╭──
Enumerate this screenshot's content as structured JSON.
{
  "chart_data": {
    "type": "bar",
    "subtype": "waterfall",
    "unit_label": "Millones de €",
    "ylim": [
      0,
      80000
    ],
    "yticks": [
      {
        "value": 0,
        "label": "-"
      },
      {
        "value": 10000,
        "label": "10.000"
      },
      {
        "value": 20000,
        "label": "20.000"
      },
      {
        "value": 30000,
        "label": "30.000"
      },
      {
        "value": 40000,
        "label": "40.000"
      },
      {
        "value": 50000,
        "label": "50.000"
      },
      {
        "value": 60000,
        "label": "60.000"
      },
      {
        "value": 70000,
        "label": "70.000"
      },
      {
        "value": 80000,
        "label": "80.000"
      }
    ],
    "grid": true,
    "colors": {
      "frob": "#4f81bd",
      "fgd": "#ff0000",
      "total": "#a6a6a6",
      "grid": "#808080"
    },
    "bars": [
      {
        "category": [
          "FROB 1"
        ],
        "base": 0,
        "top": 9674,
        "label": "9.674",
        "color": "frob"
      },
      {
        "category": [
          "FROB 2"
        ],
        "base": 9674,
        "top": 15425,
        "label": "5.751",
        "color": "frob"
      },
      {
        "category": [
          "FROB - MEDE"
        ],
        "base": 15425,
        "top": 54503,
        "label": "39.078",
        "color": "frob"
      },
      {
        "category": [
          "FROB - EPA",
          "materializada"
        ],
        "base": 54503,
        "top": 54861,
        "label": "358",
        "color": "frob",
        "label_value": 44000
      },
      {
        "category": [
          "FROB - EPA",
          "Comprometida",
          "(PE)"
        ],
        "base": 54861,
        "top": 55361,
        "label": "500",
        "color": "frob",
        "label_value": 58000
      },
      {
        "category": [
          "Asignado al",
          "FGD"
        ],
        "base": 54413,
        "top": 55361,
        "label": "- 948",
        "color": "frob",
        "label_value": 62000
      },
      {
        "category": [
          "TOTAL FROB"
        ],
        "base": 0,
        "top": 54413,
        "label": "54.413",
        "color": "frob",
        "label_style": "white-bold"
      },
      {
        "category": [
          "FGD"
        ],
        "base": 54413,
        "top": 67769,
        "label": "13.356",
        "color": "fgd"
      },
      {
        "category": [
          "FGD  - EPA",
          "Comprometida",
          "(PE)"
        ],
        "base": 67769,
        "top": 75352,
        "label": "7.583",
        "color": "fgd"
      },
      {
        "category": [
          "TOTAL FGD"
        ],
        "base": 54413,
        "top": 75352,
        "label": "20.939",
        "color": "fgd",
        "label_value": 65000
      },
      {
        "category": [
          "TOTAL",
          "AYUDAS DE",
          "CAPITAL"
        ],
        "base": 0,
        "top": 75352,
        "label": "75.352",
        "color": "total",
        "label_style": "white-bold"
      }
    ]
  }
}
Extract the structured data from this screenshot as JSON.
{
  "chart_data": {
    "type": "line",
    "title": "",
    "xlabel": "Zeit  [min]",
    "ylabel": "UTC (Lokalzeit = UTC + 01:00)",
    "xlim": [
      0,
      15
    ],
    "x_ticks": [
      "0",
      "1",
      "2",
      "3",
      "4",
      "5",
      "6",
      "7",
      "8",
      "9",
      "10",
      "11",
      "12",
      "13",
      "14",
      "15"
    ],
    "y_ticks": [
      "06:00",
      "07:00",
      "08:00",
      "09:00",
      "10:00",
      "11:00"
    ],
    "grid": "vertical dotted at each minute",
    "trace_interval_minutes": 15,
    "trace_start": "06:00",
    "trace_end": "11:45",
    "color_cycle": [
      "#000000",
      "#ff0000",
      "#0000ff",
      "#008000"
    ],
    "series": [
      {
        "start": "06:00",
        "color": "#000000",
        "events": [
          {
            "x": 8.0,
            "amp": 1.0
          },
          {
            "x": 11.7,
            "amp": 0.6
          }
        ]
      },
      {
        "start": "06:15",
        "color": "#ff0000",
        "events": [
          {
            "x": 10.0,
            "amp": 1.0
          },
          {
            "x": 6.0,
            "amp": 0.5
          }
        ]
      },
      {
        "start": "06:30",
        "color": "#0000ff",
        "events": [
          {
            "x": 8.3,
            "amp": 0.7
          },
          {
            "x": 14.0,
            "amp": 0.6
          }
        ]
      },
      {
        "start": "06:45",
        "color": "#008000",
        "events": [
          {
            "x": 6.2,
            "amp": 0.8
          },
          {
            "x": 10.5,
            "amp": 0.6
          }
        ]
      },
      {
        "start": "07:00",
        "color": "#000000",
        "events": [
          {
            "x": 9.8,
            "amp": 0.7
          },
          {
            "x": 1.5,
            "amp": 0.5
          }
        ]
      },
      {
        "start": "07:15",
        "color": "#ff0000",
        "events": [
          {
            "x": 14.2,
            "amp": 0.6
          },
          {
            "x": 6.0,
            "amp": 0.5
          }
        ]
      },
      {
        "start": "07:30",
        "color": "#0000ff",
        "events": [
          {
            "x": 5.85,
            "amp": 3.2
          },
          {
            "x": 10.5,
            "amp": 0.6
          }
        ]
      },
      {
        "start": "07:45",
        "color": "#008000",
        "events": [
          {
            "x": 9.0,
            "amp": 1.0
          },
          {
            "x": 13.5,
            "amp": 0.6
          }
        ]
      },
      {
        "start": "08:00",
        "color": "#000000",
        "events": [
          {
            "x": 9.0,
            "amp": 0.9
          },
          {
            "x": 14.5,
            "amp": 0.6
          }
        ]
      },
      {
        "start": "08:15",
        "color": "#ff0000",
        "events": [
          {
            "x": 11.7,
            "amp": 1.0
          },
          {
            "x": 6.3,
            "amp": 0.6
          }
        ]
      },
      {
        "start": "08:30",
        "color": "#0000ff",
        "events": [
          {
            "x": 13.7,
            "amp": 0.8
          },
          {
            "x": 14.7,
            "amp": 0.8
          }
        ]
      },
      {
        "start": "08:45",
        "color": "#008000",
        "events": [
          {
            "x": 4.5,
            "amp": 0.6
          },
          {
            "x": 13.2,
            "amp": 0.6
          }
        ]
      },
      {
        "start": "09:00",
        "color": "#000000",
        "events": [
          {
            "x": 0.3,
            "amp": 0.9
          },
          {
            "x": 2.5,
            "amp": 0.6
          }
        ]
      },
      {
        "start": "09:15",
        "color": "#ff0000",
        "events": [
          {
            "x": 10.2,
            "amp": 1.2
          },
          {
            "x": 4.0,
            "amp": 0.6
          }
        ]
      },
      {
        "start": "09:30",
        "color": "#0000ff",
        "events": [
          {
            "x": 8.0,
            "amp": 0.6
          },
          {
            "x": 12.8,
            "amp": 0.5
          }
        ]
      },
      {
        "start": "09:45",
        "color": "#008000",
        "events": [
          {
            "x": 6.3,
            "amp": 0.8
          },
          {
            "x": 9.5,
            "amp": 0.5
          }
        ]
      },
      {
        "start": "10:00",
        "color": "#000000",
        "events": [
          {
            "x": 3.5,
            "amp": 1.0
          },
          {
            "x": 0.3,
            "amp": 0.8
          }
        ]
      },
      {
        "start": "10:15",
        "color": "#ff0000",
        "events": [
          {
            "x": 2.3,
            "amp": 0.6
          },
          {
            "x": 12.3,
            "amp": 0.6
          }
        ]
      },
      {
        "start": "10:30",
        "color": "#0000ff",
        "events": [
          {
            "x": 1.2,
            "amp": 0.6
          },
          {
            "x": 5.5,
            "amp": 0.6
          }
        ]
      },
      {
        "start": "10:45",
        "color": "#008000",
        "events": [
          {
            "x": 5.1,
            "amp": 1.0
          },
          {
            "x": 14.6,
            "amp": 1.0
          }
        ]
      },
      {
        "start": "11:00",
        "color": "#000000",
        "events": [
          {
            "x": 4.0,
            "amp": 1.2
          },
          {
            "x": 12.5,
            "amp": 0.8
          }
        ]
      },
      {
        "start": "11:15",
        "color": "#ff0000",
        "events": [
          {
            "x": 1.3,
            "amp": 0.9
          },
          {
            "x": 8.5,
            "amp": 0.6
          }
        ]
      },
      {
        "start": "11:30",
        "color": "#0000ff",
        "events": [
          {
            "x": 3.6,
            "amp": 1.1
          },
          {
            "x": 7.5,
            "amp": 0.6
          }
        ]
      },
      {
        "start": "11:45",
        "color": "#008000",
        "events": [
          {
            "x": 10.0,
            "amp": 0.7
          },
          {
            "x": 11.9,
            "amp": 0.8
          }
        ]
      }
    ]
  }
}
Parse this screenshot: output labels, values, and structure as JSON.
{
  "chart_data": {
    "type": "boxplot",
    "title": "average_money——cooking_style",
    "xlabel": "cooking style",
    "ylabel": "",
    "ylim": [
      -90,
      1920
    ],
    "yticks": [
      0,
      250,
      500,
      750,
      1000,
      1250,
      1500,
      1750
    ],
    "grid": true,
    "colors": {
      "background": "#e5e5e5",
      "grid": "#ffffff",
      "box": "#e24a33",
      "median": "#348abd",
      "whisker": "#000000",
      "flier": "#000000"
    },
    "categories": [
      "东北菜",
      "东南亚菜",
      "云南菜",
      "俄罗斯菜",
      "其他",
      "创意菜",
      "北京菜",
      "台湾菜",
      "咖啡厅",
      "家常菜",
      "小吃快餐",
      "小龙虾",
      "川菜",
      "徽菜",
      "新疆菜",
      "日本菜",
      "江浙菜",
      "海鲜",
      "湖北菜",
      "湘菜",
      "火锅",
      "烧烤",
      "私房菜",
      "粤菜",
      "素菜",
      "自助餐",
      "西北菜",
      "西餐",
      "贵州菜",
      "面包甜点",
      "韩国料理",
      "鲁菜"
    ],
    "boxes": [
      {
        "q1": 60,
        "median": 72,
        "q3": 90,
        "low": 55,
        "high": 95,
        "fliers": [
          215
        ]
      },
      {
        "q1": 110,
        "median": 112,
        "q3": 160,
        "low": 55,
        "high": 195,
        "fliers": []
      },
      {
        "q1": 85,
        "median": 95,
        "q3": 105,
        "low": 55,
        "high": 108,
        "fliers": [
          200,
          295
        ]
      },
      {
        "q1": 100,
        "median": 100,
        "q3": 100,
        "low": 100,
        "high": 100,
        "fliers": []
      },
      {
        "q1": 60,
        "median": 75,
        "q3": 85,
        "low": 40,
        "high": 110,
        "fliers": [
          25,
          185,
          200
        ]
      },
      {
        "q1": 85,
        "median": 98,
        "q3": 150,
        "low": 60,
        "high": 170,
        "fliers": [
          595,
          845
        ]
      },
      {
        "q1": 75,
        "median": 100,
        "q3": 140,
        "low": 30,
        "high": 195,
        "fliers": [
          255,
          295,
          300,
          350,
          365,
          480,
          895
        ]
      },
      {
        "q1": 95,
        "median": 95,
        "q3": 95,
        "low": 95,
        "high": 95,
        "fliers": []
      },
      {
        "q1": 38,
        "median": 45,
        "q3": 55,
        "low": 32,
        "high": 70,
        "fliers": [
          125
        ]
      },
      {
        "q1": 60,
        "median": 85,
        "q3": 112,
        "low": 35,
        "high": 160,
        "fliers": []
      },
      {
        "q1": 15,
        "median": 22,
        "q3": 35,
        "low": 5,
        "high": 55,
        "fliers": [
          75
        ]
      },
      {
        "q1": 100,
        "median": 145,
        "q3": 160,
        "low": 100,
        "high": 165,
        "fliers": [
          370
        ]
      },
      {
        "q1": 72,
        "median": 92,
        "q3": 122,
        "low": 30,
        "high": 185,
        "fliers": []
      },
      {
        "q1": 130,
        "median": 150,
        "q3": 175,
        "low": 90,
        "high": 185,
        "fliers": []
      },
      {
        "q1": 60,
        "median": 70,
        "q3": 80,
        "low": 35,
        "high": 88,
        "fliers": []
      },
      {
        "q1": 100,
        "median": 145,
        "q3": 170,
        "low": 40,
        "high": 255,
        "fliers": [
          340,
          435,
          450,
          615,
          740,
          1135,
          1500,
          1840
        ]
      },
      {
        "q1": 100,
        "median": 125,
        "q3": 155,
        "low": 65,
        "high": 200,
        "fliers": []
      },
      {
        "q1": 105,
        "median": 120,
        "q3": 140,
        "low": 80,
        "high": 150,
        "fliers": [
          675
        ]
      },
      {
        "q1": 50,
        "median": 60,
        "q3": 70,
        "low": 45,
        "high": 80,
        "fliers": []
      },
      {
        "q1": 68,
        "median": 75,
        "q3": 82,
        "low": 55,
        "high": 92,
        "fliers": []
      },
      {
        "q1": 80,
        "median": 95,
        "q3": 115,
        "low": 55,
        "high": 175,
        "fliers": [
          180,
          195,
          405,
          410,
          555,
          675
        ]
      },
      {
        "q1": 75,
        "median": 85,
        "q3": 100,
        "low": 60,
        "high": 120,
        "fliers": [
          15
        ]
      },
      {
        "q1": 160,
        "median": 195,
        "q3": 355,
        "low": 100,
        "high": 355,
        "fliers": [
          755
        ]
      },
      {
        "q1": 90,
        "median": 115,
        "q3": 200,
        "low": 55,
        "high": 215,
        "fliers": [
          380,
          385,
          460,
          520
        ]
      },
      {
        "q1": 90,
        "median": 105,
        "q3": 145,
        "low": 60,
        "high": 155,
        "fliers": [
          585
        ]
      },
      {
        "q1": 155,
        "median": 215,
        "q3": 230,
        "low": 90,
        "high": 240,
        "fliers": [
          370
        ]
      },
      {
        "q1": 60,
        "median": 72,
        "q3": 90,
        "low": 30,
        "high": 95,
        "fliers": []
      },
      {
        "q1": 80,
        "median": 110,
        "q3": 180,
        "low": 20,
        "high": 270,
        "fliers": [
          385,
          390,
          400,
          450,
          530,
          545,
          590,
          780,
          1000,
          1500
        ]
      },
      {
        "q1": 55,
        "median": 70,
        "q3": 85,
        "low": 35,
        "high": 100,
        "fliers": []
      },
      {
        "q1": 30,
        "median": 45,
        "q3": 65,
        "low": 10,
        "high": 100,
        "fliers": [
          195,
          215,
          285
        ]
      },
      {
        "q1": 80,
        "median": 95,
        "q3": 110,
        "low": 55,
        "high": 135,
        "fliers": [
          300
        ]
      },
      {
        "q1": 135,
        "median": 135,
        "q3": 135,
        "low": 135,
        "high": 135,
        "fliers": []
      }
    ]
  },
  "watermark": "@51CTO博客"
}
╰──
YOUR OBJECTIVE:
Go through the lines above. Select every one that has the string "ylabel".

TASK SOLUTION:
    "ylabel": "UTC (Lokalzeit = UTC + 01:00)",
    "ylabel": "",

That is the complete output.